**Supplied material**:
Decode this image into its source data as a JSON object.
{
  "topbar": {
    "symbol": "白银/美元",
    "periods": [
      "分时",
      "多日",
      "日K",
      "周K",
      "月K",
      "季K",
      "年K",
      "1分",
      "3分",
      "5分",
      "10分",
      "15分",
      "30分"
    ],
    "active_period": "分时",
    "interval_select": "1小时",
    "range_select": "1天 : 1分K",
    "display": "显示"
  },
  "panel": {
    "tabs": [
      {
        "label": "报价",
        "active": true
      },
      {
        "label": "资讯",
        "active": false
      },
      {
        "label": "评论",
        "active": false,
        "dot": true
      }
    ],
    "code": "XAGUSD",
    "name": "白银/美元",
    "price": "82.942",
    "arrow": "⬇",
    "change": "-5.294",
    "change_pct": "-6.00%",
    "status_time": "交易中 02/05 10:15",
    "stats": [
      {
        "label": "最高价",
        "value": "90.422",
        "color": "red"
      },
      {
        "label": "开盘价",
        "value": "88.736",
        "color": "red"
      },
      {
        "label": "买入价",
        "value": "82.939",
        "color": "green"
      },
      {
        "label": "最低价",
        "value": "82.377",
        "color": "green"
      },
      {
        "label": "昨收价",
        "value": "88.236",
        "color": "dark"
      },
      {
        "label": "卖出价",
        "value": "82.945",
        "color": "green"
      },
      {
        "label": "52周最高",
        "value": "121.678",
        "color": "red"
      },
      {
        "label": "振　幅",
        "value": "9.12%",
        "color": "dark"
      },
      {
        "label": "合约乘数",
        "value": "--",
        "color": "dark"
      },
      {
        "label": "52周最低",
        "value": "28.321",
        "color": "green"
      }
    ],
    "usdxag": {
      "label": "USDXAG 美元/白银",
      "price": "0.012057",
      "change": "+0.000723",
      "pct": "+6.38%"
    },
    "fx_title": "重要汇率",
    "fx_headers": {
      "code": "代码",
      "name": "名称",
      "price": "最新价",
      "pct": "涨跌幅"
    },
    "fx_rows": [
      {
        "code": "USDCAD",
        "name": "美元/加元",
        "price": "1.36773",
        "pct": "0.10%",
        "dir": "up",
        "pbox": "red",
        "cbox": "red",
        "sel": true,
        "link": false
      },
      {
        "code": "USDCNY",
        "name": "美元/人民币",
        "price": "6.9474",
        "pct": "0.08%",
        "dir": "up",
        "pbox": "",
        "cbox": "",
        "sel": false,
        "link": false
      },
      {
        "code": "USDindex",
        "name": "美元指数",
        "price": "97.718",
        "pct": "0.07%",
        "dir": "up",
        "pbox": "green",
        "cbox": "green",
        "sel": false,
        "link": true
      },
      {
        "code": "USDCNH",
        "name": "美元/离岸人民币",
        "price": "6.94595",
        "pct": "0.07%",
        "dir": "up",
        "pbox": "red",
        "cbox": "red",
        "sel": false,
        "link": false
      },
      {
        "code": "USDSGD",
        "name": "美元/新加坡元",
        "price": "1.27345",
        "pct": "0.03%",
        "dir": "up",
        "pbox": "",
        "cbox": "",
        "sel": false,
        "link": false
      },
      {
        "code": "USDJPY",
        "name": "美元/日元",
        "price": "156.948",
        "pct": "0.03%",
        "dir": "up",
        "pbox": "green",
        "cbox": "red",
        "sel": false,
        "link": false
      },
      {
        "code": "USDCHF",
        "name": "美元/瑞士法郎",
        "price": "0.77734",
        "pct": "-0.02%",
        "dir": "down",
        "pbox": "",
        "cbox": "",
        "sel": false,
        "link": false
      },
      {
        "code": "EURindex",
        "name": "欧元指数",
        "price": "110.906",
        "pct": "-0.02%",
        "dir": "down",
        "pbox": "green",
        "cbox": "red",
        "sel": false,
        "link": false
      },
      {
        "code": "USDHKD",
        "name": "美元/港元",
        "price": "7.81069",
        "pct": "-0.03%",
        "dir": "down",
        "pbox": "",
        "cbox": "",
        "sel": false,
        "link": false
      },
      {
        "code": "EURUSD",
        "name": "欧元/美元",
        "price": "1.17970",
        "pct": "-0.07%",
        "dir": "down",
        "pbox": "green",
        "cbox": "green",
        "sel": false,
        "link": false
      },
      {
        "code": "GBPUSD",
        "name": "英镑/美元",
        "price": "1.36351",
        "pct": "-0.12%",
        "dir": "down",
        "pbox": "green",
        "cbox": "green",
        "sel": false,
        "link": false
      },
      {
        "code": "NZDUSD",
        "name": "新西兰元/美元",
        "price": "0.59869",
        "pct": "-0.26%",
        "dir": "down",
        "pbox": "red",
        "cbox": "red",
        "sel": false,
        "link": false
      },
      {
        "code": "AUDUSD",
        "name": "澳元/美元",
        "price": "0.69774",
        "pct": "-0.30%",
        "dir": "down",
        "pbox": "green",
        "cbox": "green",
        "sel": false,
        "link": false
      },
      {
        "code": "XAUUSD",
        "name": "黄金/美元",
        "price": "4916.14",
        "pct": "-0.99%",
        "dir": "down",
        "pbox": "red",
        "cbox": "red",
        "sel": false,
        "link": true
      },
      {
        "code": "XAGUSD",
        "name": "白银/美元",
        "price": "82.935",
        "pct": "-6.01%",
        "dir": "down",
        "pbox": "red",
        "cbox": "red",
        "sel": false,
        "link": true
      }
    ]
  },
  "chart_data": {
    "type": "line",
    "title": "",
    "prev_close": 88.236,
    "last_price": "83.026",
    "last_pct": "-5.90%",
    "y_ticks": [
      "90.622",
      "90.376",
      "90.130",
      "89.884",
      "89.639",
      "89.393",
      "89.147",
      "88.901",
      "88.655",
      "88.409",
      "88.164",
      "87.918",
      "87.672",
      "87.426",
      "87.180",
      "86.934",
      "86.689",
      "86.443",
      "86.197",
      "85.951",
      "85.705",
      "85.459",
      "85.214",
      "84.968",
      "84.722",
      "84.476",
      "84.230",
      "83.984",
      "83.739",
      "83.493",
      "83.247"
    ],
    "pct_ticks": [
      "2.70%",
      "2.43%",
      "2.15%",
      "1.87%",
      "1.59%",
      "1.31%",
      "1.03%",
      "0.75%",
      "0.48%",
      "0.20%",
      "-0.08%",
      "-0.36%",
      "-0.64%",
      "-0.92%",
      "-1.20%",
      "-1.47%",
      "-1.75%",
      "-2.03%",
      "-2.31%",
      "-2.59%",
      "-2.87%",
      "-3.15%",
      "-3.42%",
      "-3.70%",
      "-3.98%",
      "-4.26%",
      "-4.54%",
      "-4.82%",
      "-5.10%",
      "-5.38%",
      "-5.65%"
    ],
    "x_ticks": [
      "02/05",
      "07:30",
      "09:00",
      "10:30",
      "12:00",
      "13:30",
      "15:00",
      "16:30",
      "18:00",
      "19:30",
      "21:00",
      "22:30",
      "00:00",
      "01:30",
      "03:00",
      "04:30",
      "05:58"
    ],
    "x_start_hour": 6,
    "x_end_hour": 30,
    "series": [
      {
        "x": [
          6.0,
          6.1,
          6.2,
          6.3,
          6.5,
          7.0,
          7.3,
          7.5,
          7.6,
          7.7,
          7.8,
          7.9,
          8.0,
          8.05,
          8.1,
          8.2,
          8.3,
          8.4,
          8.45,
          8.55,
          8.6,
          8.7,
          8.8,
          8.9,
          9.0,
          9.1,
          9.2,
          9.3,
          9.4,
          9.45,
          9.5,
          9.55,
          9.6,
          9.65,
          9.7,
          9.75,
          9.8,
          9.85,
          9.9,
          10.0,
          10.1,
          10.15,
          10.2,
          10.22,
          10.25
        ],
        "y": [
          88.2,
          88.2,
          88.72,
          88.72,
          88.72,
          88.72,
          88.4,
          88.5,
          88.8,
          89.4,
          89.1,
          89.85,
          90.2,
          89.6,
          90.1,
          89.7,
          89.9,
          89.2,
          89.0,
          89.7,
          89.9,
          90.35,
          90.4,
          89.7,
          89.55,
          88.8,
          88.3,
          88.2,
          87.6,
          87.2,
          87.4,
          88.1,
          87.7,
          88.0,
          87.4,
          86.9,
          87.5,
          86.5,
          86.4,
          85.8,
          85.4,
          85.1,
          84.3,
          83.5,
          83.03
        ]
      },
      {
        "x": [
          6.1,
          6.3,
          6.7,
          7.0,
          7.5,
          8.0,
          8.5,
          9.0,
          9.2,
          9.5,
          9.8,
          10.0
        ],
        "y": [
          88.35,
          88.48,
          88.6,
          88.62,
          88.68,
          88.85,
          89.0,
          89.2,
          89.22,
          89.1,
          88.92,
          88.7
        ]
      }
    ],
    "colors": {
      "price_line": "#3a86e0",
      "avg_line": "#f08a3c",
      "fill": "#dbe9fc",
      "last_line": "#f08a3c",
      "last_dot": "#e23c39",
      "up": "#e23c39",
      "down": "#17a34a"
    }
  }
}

**Problem details**:
Count how many lines contain "value" and give only that count.

**Solution**:
10